EXERCISE DIRECTIONS :: Copy every line from the records below that holds the word "greeting".

A run of records:

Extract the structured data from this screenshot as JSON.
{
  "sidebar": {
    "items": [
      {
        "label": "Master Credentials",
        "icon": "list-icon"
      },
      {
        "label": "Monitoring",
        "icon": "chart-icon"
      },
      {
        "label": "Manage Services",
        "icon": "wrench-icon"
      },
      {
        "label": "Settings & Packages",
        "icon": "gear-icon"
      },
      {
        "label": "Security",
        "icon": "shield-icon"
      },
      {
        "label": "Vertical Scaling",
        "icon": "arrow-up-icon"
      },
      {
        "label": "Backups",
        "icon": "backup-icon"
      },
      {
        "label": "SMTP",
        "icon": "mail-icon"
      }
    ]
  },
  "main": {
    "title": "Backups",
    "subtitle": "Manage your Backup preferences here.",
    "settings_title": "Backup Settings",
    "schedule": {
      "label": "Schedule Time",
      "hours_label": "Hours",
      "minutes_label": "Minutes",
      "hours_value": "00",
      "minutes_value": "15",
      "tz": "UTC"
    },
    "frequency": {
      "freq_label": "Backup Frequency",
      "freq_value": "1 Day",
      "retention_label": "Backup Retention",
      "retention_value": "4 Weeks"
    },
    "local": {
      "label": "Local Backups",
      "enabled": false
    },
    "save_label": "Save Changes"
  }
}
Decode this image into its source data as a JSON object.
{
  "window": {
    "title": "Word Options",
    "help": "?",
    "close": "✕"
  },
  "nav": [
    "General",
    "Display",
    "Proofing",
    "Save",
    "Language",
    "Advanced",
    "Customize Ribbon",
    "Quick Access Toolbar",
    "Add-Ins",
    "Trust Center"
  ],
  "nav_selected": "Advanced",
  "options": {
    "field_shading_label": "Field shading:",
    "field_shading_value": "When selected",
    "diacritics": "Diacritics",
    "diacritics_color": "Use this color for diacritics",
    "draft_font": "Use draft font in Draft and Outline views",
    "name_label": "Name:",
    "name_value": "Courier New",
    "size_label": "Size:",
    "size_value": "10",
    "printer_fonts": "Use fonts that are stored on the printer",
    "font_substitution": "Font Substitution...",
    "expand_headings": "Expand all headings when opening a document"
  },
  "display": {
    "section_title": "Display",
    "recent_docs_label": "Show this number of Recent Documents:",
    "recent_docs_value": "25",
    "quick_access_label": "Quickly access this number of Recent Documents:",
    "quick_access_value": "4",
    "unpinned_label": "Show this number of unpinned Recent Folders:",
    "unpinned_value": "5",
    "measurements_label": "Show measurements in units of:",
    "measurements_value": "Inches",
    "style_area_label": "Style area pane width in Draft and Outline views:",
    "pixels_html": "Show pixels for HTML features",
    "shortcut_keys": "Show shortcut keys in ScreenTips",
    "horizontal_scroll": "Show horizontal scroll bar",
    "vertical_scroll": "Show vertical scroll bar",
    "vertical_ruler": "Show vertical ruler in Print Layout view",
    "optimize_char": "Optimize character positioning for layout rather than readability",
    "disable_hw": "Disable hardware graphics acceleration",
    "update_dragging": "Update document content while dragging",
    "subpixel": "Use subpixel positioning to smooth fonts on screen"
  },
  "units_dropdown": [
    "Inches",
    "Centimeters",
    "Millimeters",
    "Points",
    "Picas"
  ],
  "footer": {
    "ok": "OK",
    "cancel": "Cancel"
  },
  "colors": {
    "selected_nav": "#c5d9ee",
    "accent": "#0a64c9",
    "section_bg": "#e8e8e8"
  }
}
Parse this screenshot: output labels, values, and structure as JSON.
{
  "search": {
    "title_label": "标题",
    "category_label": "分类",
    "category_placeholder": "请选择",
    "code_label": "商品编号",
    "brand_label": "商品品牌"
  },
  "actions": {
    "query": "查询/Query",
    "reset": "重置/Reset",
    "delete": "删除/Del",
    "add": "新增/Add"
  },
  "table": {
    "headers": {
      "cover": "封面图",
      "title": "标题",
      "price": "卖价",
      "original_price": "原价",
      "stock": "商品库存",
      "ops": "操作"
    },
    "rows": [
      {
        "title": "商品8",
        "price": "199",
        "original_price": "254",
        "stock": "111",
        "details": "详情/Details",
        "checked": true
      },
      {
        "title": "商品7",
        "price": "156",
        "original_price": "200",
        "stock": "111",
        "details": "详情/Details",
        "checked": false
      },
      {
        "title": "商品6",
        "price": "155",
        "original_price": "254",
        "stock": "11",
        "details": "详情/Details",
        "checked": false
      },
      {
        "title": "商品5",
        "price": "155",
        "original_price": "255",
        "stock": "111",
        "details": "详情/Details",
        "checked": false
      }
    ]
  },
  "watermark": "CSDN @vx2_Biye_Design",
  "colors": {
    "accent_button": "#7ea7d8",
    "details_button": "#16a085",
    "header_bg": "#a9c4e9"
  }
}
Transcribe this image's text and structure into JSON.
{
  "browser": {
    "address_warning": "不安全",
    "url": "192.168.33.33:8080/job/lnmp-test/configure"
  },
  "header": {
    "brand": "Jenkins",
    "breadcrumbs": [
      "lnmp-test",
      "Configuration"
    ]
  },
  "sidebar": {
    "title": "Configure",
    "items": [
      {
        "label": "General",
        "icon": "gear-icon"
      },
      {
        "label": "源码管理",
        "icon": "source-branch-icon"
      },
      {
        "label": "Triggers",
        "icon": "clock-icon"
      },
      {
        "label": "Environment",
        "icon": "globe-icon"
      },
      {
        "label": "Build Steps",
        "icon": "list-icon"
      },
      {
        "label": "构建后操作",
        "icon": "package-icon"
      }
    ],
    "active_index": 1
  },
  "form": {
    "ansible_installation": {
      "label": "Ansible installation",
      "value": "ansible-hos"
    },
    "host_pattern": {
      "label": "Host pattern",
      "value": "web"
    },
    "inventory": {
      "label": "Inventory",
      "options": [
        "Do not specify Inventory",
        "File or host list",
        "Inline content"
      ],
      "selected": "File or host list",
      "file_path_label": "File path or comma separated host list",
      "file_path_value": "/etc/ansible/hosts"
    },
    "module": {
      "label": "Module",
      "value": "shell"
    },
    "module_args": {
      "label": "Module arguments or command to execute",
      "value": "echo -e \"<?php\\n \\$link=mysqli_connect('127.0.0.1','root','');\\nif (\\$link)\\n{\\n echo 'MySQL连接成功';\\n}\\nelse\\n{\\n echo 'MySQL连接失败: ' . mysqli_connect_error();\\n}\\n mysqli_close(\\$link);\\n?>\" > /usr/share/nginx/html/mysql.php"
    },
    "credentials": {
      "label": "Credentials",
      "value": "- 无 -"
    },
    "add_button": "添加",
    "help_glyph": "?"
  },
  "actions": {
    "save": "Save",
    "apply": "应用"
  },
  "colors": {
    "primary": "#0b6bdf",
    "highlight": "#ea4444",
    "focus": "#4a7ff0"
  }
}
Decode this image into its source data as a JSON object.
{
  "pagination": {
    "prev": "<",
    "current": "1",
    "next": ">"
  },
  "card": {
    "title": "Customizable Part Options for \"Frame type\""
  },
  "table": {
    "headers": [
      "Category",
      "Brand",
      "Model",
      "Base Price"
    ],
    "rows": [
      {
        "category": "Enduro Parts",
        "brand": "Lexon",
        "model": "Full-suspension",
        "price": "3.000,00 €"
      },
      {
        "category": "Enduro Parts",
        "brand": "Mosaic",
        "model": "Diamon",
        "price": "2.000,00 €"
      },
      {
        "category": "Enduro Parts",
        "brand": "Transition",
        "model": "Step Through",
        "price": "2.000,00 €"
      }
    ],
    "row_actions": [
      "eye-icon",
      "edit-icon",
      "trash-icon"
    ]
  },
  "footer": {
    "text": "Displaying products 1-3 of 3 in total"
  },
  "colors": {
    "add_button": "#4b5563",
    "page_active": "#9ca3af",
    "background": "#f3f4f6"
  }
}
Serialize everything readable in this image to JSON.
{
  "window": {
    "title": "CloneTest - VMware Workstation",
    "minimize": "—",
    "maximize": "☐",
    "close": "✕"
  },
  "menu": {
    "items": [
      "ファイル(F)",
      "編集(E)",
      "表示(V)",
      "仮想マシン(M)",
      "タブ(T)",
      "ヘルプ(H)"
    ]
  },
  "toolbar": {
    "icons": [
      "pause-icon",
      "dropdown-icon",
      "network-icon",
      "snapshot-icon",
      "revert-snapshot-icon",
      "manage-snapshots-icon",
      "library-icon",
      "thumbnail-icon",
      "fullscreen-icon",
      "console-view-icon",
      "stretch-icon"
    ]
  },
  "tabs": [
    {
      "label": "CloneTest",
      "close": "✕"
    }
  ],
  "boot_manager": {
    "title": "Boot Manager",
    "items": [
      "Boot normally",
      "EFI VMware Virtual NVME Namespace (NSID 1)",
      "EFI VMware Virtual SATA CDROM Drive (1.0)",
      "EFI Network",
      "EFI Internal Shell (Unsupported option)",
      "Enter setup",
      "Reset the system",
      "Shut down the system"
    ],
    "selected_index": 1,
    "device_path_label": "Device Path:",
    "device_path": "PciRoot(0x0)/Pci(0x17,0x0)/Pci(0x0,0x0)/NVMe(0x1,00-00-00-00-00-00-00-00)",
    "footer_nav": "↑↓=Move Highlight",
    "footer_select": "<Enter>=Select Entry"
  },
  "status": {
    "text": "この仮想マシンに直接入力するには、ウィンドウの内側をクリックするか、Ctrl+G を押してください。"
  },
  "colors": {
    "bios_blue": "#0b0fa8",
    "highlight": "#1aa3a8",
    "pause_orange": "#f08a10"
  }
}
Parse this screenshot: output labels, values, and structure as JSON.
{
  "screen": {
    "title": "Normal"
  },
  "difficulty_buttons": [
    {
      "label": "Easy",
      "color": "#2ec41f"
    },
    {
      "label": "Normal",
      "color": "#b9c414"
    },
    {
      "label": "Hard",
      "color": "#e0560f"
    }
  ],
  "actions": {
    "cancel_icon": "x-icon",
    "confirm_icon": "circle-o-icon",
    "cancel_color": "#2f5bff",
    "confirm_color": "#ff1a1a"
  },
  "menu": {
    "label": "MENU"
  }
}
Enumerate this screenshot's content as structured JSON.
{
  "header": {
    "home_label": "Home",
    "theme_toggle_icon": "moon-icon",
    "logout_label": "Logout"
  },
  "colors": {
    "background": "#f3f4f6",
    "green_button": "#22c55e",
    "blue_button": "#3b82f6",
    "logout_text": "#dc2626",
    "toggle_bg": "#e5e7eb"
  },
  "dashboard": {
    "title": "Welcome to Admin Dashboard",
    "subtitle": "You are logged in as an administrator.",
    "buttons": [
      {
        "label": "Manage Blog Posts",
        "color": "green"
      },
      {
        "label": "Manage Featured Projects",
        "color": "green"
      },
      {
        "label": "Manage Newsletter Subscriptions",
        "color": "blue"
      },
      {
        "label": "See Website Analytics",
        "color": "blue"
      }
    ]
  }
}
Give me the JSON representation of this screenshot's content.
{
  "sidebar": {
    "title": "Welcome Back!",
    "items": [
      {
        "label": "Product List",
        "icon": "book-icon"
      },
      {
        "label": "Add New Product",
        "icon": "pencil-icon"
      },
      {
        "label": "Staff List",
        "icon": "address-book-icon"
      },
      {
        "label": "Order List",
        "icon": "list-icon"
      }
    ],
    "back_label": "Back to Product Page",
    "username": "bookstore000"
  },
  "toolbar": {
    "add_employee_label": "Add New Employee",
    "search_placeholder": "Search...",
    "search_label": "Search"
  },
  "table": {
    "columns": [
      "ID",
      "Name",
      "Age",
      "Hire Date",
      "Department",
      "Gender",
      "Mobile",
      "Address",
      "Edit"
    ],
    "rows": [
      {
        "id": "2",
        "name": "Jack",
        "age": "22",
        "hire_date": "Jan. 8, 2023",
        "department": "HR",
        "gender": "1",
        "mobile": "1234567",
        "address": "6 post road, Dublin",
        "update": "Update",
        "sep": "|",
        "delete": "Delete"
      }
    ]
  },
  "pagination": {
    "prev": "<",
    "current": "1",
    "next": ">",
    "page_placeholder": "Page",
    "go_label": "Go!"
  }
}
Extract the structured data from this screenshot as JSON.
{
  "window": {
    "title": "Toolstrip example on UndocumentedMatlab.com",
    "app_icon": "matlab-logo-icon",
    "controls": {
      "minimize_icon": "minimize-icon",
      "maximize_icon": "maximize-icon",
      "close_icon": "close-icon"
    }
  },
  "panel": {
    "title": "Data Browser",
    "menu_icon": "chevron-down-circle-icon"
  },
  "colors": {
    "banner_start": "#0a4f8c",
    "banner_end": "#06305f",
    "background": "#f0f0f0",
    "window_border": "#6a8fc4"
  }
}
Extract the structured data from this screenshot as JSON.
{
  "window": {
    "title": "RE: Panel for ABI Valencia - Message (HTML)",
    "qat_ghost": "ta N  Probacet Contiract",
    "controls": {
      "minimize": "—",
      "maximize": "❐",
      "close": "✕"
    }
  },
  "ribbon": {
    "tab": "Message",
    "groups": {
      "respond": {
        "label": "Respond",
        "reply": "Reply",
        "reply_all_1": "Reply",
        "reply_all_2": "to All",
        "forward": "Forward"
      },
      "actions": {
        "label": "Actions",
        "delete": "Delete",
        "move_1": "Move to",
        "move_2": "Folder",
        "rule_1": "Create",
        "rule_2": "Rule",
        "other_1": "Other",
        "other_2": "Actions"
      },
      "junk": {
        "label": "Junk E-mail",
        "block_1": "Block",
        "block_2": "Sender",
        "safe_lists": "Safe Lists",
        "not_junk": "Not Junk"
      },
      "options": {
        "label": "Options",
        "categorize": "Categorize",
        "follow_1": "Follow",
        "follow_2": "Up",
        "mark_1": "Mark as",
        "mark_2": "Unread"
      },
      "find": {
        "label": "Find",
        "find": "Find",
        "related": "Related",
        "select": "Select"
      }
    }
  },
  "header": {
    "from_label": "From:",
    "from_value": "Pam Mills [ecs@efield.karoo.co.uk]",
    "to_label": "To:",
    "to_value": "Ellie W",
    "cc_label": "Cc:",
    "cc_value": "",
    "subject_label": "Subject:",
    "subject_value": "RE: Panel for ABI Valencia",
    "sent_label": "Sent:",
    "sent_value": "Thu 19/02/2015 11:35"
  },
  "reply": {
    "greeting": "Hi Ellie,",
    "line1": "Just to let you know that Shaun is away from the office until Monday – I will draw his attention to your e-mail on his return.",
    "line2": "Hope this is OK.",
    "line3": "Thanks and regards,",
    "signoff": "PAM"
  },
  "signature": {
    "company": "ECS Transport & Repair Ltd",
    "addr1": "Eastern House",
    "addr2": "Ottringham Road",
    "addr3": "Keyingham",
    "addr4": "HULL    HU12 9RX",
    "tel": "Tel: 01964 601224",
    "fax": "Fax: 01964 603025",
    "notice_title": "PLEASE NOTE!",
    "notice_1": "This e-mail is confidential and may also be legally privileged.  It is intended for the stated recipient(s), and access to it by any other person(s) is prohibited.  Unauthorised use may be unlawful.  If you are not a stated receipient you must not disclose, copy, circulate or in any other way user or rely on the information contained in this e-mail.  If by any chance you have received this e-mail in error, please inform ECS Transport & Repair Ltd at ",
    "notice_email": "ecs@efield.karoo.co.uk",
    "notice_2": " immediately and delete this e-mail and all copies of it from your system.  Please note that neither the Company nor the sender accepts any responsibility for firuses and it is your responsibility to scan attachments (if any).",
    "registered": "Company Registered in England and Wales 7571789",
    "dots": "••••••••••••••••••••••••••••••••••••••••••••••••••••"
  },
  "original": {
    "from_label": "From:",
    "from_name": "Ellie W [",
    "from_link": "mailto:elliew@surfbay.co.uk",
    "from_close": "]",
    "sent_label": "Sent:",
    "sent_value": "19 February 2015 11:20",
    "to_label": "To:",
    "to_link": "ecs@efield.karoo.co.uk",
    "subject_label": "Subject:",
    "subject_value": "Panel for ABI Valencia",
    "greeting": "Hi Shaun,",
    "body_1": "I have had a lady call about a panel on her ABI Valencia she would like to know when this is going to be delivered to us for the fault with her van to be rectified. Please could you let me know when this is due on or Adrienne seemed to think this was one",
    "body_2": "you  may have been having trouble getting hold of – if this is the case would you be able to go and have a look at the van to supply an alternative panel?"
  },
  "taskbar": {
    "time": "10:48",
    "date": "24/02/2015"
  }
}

OUTPUT FOR THIS EXERCISE ::
    "greeting": "Hi Ellie,",
    "greeting": "Hi Shaun,",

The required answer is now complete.